> Required work: Count how many lines contain the word "every". Please give only the number.

##### Dataset records #####

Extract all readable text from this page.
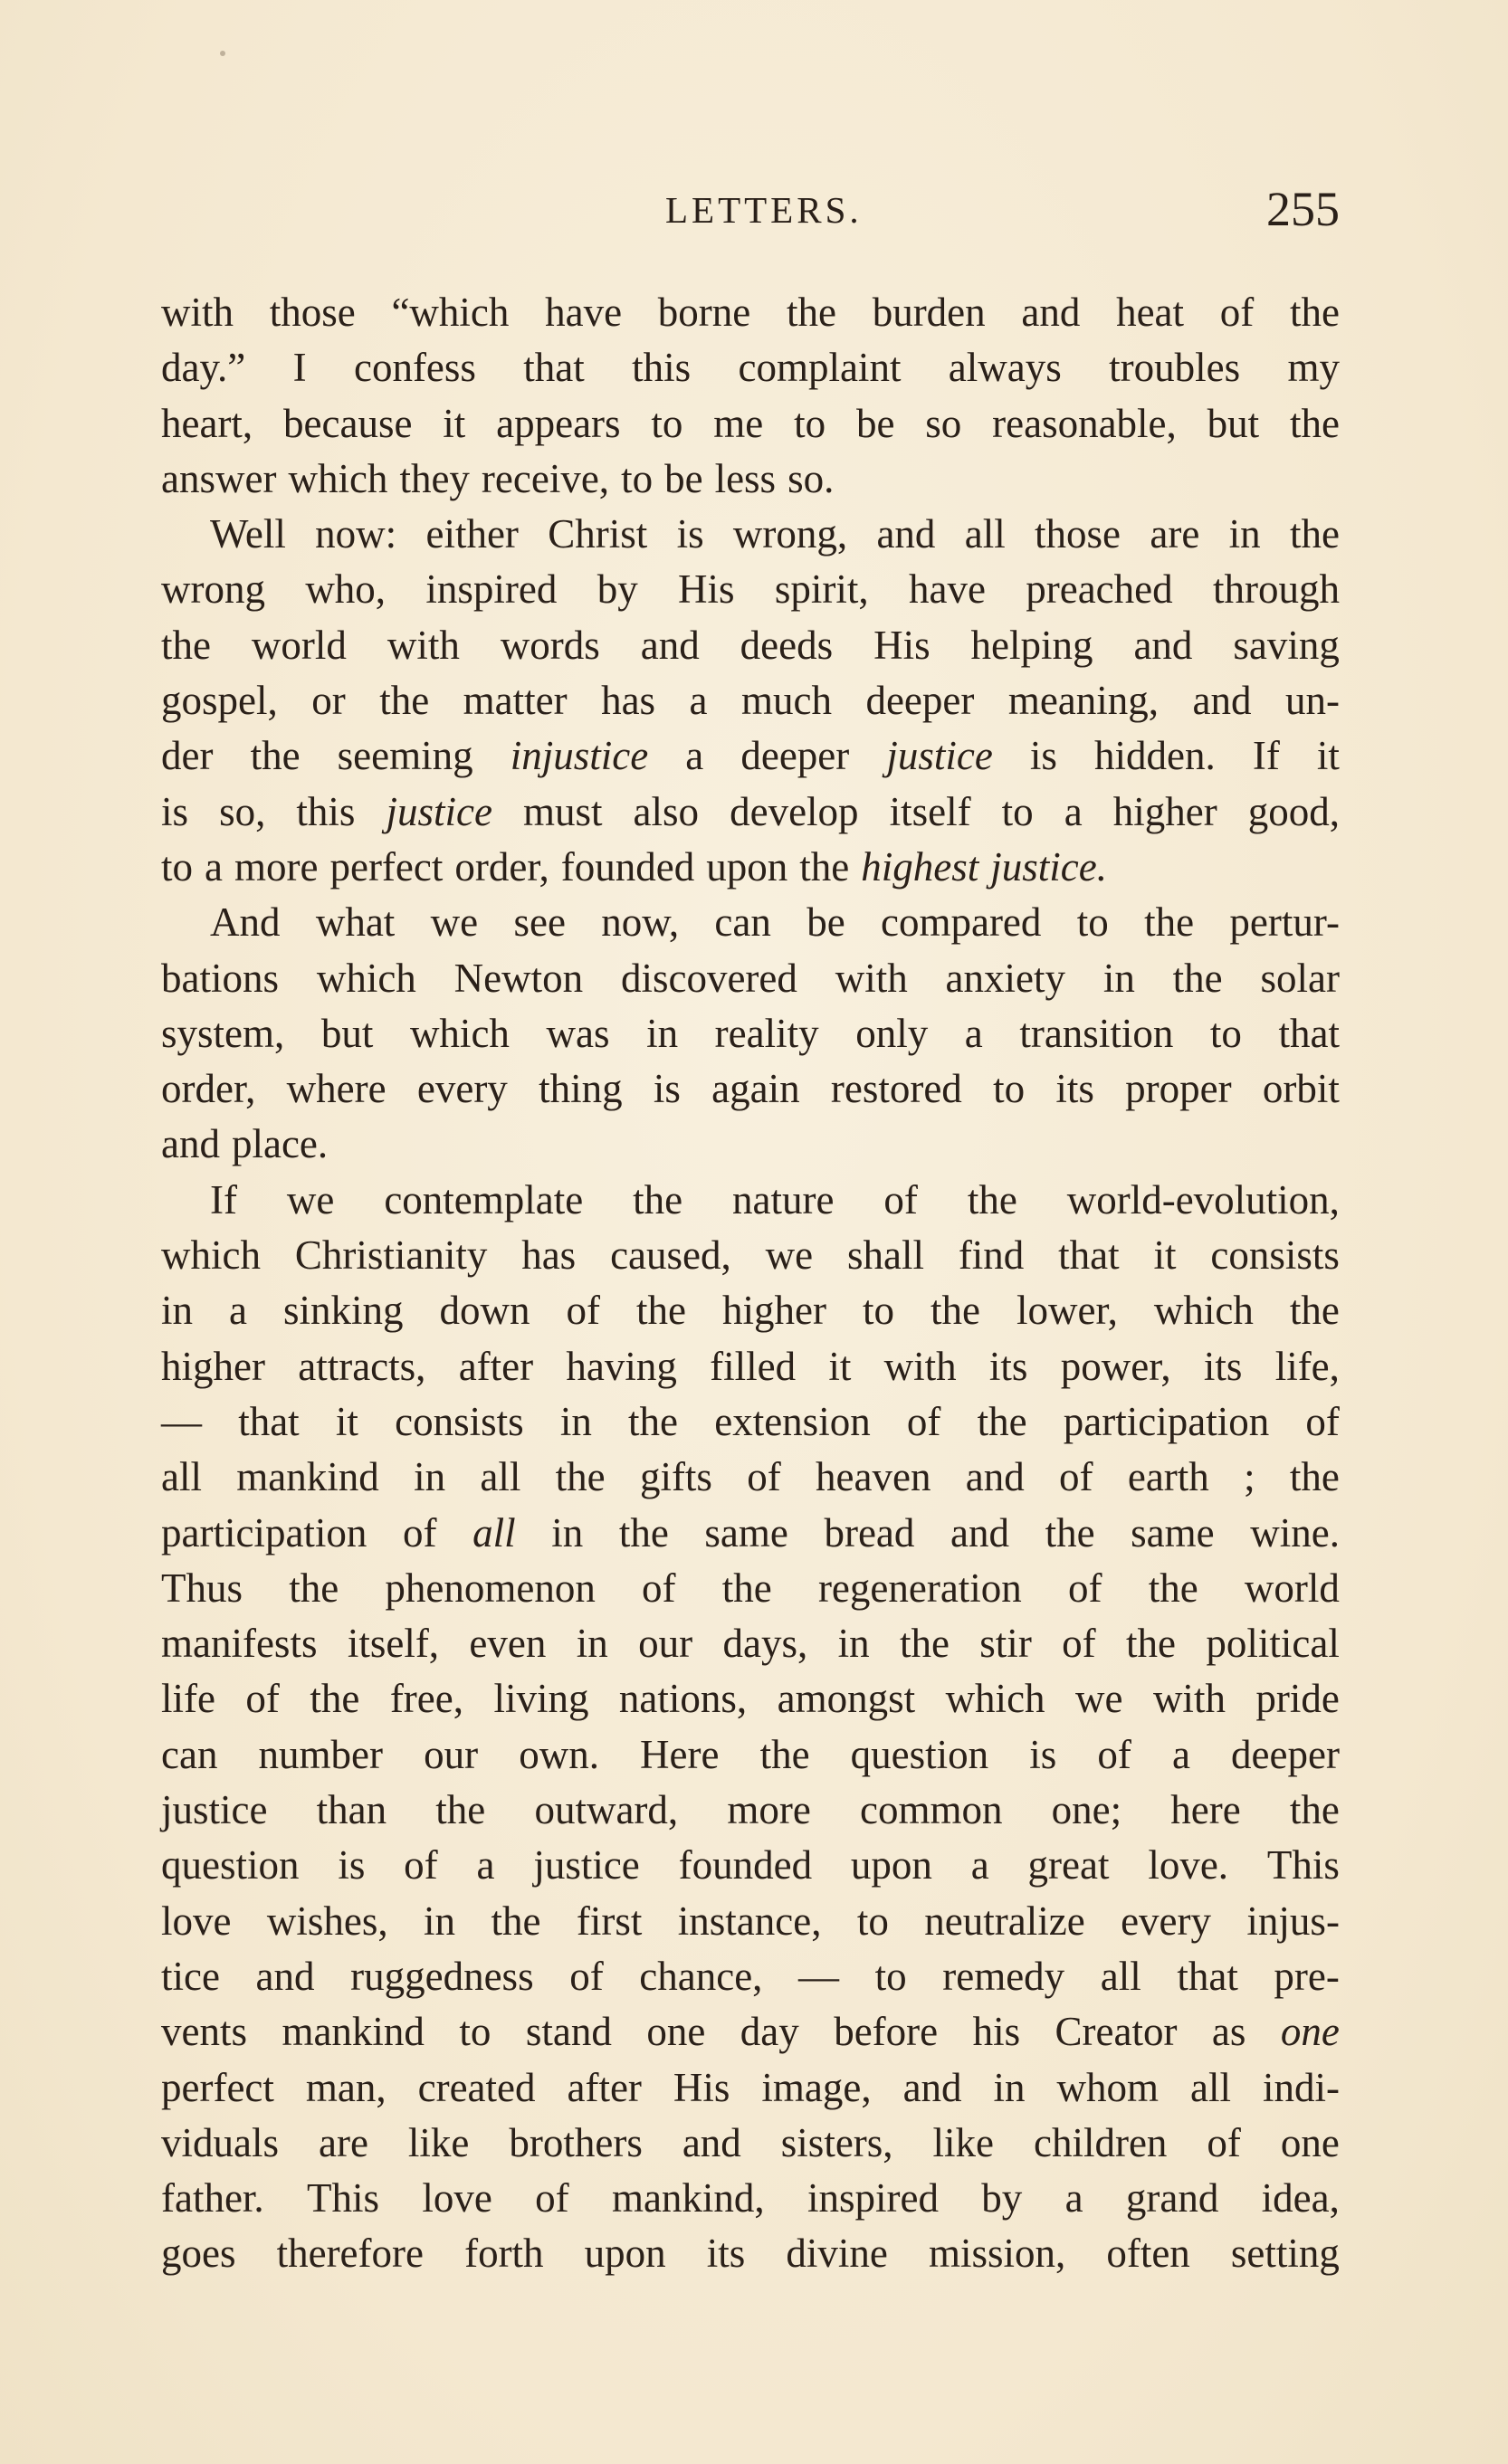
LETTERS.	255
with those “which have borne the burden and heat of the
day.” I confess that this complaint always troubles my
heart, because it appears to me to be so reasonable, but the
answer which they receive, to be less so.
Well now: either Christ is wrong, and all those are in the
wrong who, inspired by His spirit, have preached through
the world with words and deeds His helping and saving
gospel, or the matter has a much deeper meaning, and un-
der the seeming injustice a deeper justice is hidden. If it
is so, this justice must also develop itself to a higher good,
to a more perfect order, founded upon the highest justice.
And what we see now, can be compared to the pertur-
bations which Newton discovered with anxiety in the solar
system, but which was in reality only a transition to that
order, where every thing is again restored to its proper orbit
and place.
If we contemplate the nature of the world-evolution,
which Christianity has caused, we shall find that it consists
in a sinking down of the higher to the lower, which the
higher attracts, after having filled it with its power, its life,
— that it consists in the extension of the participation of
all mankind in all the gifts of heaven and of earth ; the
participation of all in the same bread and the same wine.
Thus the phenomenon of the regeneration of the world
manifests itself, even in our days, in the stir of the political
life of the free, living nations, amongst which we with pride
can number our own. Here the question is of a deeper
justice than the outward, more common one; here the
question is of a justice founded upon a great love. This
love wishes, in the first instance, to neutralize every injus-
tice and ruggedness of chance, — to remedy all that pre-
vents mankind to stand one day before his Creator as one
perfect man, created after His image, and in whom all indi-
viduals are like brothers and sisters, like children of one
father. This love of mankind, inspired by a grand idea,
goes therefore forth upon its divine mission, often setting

#####
##### Dataset records #####

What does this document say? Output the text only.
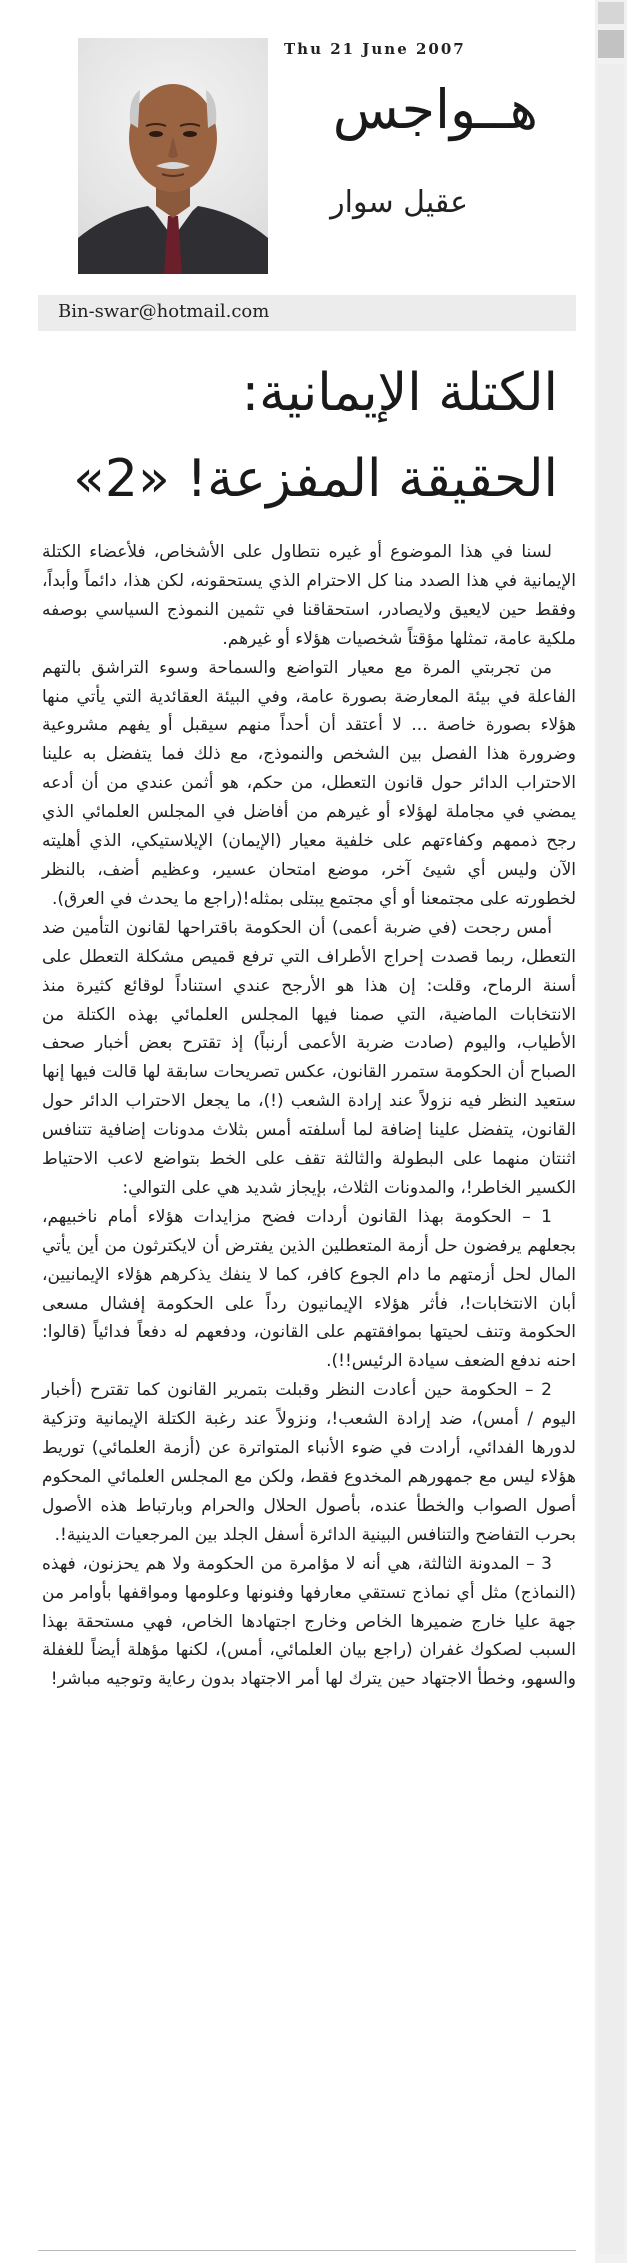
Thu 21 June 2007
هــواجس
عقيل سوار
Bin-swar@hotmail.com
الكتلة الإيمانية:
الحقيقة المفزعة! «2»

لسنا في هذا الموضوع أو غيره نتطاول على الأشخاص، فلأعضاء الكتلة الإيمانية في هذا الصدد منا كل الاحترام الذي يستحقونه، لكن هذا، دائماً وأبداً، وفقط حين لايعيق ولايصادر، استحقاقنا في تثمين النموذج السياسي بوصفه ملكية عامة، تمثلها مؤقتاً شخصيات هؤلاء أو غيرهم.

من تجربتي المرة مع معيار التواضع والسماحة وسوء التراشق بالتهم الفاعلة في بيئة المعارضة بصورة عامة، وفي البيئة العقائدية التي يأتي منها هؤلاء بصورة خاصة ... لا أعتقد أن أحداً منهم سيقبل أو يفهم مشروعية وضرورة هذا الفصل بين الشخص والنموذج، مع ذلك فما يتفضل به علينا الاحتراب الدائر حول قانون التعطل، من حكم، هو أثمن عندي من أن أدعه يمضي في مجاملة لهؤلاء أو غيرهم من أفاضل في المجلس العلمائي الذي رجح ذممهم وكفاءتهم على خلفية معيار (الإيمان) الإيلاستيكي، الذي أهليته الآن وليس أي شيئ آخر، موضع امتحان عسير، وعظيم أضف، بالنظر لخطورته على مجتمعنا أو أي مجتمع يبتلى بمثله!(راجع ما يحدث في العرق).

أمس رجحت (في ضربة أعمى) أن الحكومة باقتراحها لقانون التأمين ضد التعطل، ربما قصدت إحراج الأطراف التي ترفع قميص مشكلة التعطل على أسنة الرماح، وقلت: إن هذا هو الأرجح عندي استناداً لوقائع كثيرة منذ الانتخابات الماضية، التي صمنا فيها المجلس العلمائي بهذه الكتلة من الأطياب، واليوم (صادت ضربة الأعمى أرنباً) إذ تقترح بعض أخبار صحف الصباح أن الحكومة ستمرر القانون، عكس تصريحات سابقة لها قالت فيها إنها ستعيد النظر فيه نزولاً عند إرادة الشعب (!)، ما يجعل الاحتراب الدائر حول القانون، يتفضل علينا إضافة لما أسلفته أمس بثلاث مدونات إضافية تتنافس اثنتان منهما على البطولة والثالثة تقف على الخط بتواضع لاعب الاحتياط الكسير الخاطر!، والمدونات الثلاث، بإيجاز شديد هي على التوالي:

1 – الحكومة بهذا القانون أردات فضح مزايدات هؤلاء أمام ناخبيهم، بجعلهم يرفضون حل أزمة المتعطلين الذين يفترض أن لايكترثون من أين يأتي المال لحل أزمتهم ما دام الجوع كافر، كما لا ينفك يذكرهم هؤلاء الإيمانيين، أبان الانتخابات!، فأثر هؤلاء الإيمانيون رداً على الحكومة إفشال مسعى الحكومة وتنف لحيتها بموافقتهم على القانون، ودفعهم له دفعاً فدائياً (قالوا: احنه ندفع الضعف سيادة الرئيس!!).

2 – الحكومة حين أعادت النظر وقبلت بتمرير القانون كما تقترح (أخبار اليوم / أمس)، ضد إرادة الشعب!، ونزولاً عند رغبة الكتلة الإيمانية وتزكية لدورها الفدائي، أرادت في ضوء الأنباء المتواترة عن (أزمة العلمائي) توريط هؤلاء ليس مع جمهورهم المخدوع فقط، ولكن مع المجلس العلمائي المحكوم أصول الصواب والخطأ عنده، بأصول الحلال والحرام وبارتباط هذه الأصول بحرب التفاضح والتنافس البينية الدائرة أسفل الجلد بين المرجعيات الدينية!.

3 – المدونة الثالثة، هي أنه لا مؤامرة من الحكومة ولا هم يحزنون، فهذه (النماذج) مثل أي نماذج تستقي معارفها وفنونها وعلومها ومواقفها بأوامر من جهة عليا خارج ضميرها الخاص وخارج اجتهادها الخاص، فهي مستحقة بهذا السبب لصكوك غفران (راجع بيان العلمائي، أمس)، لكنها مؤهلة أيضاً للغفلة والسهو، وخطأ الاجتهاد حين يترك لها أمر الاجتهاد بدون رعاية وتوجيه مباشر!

#####

> Exercise result: 2